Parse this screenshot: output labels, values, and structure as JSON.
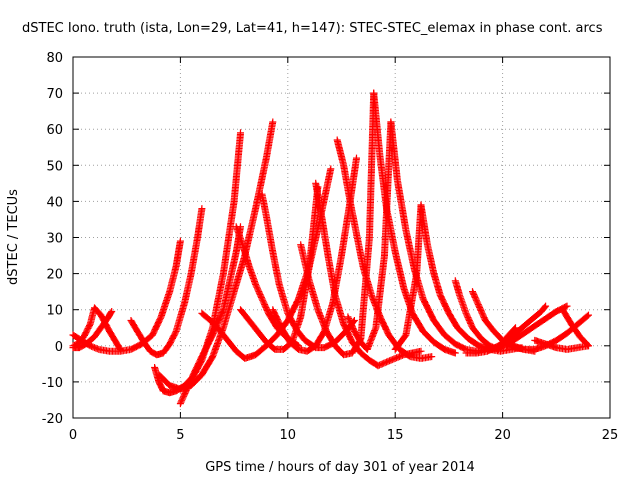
{
  "chart_data": {
    "type": "scatter",
    "title": "dSTEC Iono. truth (ista, Lon=29, Lat=41, h=147): STEC-STEC_elemax in phase cont. arcs",
    "xlabel": "GPS time / hours of day 301 of year 2014",
    "ylabel": "dSTEC  / TECUs",
    "xlim": [
      0,
      25
    ],
    "ylim": [
      -20,
      80
    ],
    "x_ticks": [
      "0",
      "5",
      "10",
      "15",
      "20",
      "25"
    ],
    "y_ticks": [
      "-20",
      "-10",
      "0",
      "10",
      "20",
      "30",
      "40",
      "50",
      "60",
      "70",
      "80"
    ],
    "grid": true,
    "marker": "+",
    "color": "#ff0000",
    "series": [
      {
        "arc_id": 1,
        "x": [
          0.0,
          0.4,
          0.8,
          1.2,
          1.7,
          2.2,
          2.7,
          3.2,
          3.7,
          4.1,
          4.5,
          4.8,
          5.0
        ],
        "values": [
          3.0,
          1.5,
          0.0,
          -1.0,
          -1.5,
          -1.5,
          -1.0,
          0.5,
          3.0,
          8.0,
          15.0,
          22.0,
          29.0
        ]
      },
      {
        "arc_id": 2,
        "x": [
          0.0,
          0.2,
          0.5,
          0.8,
          1.0,
          1.3,
          1.7,
          2.2
        ],
        "values": [
          0.0,
          0.5,
          2.5,
          6.0,
          10.5,
          8.5,
          4.0,
          -1.0
        ]
      },
      {
        "arc_id": 3,
        "x": [
          0.0,
          0.3,
          0.6,
          1.0,
          1.3,
          1.6,
          1.8
        ],
        "values": [
          -0.5,
          -0.5,
          0.5,
          2.5,
          5.0,
          7.5,
          9.5
        ]
      },
      {
        "arc_id": 4,
        "x": [
          2.7,
          3.0,
          3.3,
          3.6,
          3.9,
          4.2,
          4.5,
          4.8,
          5.2,
          5.5,
          5.8,
          6.0
        ],
        "values": [
          7.0,
          4.0,
          1.0,
          -1.5,
          -2.5,
          -2.0,
          0.5,
          4.0,
          12.0,
          20.0,
          30.0,
          38.0
        ]
      },
      {
        "arc_id": 5,
        "x": [
          3.8,
          4.0,
          4.2,
          4.5,
          4.8,
          5.2,
          5.6,
          6.0,
          6.5,
          7.0,
          7.5,
          7.8
        ],
        "values": [
          -6.0,
          -10.0,
          -12.5,
          -13.0,
          -12.5,
          -11.0,
          -8.5,
          -4.0,
          5.0,
          20.0,
          40.0,
          59.0
        ]
      },
      {
        "arc_id": 6,
        "x": [
          4.0,
          4.5,
          5.0,
          5.5,
          6.0,
          6.5,
          7.0,
          7.5,
          8.0,
          8.5,
          9.0,
          9.3
        ],
        "values": [
          -8.0,
          -11.0,
          -12.0,
          -11.0,
          -8.0,
          -3.0,
          5.0,
          15.0,
          25.0,
          38.0,
          52.0,
          62.0
        ]
      },
      {
        "arc_id": 7,
        "x": [
          5.0,
          5.3,
          5.6,
          6.0,
          6.5,
          7.0,
          7.3,
          7.6,
          7.8
        ],
        "values": [
          -16.0,
          -12.0,
          -8.0,
          -3.0,
          3.0,
          10.0,
          18.0,
          26.0,
          33.0
        ]
      },
      {
        "arc_id": 8,
        "x": [
          7.6,
          7.9,
          8.2,
          8.5,
          8.8,
          9.1,
          9.5,
          10.0,
          10.5
        ],
        "values": [
          33.0,
          28.0,
          22.0,
          17.0,
          13.0,
          9.0,
          5.0,
          2.0,
          0.0
        ]
      },
      {
        "arc_id": 9,
        "x": [
          6.0,
          6.4,
          6.8,
          7.2,
          7.6,
          8.0,
          8.5,
          9.0,
          9.5,
          10.0,
          10.5,
          11.0,
          11.5,
          12.0
        ],
        "values": [
          9.0,
          7.0,
          4.5,
          1.5,
          -1.5,
          -3.5,
          -2.5,
          0.0,
          3.0,
          7.0,
          13.0,
          22.0,
          35.0,
          49.0
        ]
      },
      {
        "arc_id": 10,
        "x": [
          8.8,
          9.0,
          9.3,
          9.6,
          10.0,
          10.4,
          10.8,
          11.3,
          11.7,
          12.2,
          12.7,
          13.1
        ],
        "values": [
          42.0,
          36.0,
          26.0,
          17.0,
          9.0,
          4.5,
          1.5,
          -0.5,
          -0.5,
          1.0,
          4.0,
          7.0
        ]
      },
      {
        "arc_id": 11,
        "x": [
          7.8,
          8.2,
          8.6,
          9.0,
          9.4,
          9.8,
          10.2,
          10.6,
          11.0,
          11.4
        ],
        "values": [
          10.0,
          7.0,
          4.0,
          1.0,
          -1.0,
          -1.0,
          1.0,
          8.0,
          22.0,
          44.0
        ]
      },
      {
        "arc_id": 12,
        "x": [
          11.3,
          11.6,
          11.9,
          12.2,
          12.6,
          13.0,
          13.4,
          13.8,
          14.2,
          14.6,
          15.0,
          15.4,
          15.8,
          16.2
        ],
        "values": [
          45.0,
          35.0,
          24.0,
          14.0,
          6.0,
          1.0,
          -2.0,
          -4.0,
          -5.5,
          -4.5,
          -3.5,
          -2.5,
          -2.0,
          -1.5
        ]
      },
      {
        "arc_id": 13,
        "x": [
          9.3,
          9.7,
          10.1,
          10.5,
          10.9,
          11.3,
          11.7,
          12.1,
          12.5,
          12.9,
          13.2
        ],
        "values": [
          10.0,
          5.0,
          1.0,
          -1.0,
          -1.5,
          0.0,
          4.0,
          12.0,
          25.0,
          40.0,
          52.0
        ]
      },
      {
        "arc_id": 14,
        "x": [
          12.3,
          12.6,
          12.9,
          13.2,
          13.5,
          13.9,
          14.3,
          14.7,
          15.2,
          15.7,
          16.2,
          16.7
        ],
        "values": [
          57.0,
          50.0,
          40.0,
          31.0,
          22.0,
          14.0,
          8.0,
          3.0,
          -1.0,
          -3.0,
          -3.5,
          -3.0
        ]
      },
      {
        "arc_id": 15,
        "x": [
          10.6,
          11.0,
          11.4,
          11.8,
          12.2,
          12.6,
          13.0,
          13.4,
          13.8,
          14.0
        ],
        "values": [
          28.0,
          18.0,
          10.0,
          4.0,
          0.0,
          -2.5,
          -2.0,
          2.0,
          30.0,
          70.0
        ]
      },
      {
        "arc_id": 16,
        "x": [
          14.0,
          14.3,
          14.6,
          15.0,
          15.4,
          15.8,
          16.3,
          16.8,
          17.3,
          17.8
        ],
        "values": [
          70.0,
          52.0,
          38.0,
          26.0,
          16.0,
          9.0,
          4.0,
          1.0,
          -1.0,
          -2.0
        ]
      },
      {
        "arc_id": 17,
        "x": [
          12.8,
          13.1,
          13.4,
          13.7,
          14.1,
          14.5,
          14.8
        ],
        "values": [
          8.0,
          4.0,
          1.0,
          -1.0,
          5.0,
          25.0,
          62.0
        ]
      },
      {
        "arc_id": 18,
        "x": [
          14.8,
          15.1,
          15.5,
          15.9,
          16.3,
          16.8,
          17.3,
          17.8,
          18.3,
          18.8,
          19.3
        ],
        "values": [
          62.0,
          46.0,
          32.0,
          21.0,
          13.0,
          7.0,
          3.0,
          0.5,
          -1.0,
          -1.5,
          -1.0
        ]
      },
      {
        "arc_id": 19,
        "x": [
          15.0,
          15.5,
          16.0,
          16.2
        ],
        "values": [
          -1.0,
          3.0,
          20.0,
          39.0
        ]
      },
      {
        "arc_id": 20,
        "x": [
          16.2,
          16.5,
          16.8,
          17.1,
          17.5,
          17.9,
          18.4,
          18.9,
          19.4,
          19.9,
          20.4,
          20.9
        ],
        "values": [
          39.0,
          28.0,
          20.0,
          14.0,
          9.0,
          5.0,
          2.0,
          0.0,
          -1.0,
          -1.5,
          -1.0,
          -0.5
        ]
      },
      {
        "arc_id": 21,
        "x": [
          17.8,
          18.0,
          18.3,
          18.6,
          19.0,
          19.4,
          19.8
        ],
        "values": [
          18.0,
          14.0,
          9.0,
          5.0,
          2.0,
          0.0,
          -1.0
        ]
      },
      {
        "arc_id": 22,
        "x": [
          18.6,
          18.9,
          19.2,
          19.6,
          20.0,
          20.5,
          21.0,
          21.5
        ],
        "values": [
          15.0,
          11.0,
          7.0,
          4.0,
          1.5,
          0.0,
          -1.0,
          -1.5
        ]
      },
      {
        "arc_id": 23,
        "x": [
          18.3,
          18.8,
          19.3,
          19.8,
          20.3,
          20.8,
          21.3,
          21.8,
          22.0
        ],
        "values": [
          -2.0,
          -2.0,
          -1.5,
          0.0,
          2.0,
          4.5,
          7.0,
          9.5,
          11.0
        ]
      },
      {
        "arc_id": 24,
        "x": [
          19.5,
          20.0,
          20.5,
          21.0,
          21.5,
          22.0,
          22.5,
          23.0
        ],
        "values": [
          -1.0,
          0.0,
          1.5,
          3.5,
          5.5,
          7.5,
          9.5,
          11.0
        ]
      },
      {
        "arc_id": 25,
        "x": [
          20.2,
          20.6,
          21.0,
          21.5,
          22.0,
          22.5,
          23.0,
          23.5,
          24.0
        ],
        "values": [
          0.0,
          -0.5,
          -1.0,
          -1.0,
          0.0,
          1.5,
          3.5,
          6.0,
          8.5
        ]
      },
      {
        "arc_id": 26,
        "x": [
          20.0,
          20.3,
          20.6
        ],
        "values": [
          1.0,
          3.0,
          5.0
        ]
      },
      {
        "arc_id": 27,
        "x": [
          21.5,
          22.0,
          22.5,
          23.0,
          23.5,
          24.0
        ],
        "values": [
          1.5,
          0.5,
          -0.5,
          -1.0,
          -0.5,
          0.0
        ]
      },
      {
        "arc_id": 28,
        "x": [
          22.8,
          23.2,
          23.6,
          24.0
        ],
        "values": [
          10.0,
          6.0,
          2.5,
          0.0
        ]
      }
    ]
  }
}
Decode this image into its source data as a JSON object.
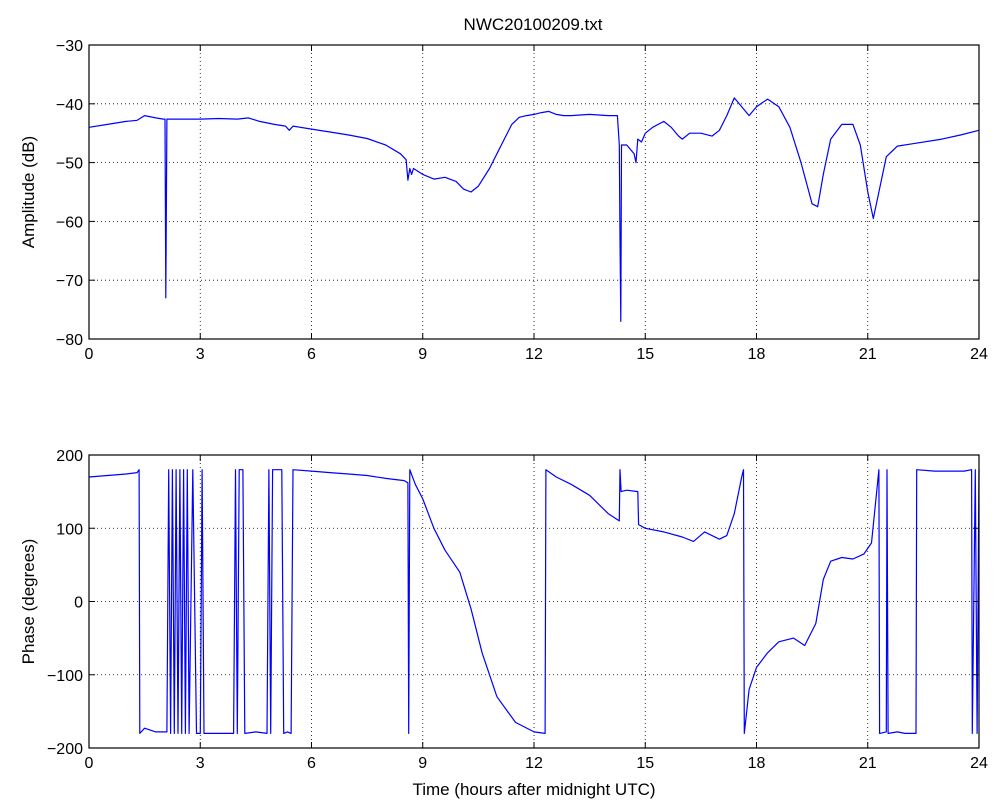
▬▬▬▬▬▬
- AIM OF THE TASK
Track down all lines above with the string "dSTEC" and copy them.

- ANSWER TO THE EXERCISE
    "title": "dSTEC Iono. truth (ista, Lon=29, Lat=41, h=147): STEC-STEC_elemax in phase cont. arcs",
    "ylabel": "dSTEC  / TECUs",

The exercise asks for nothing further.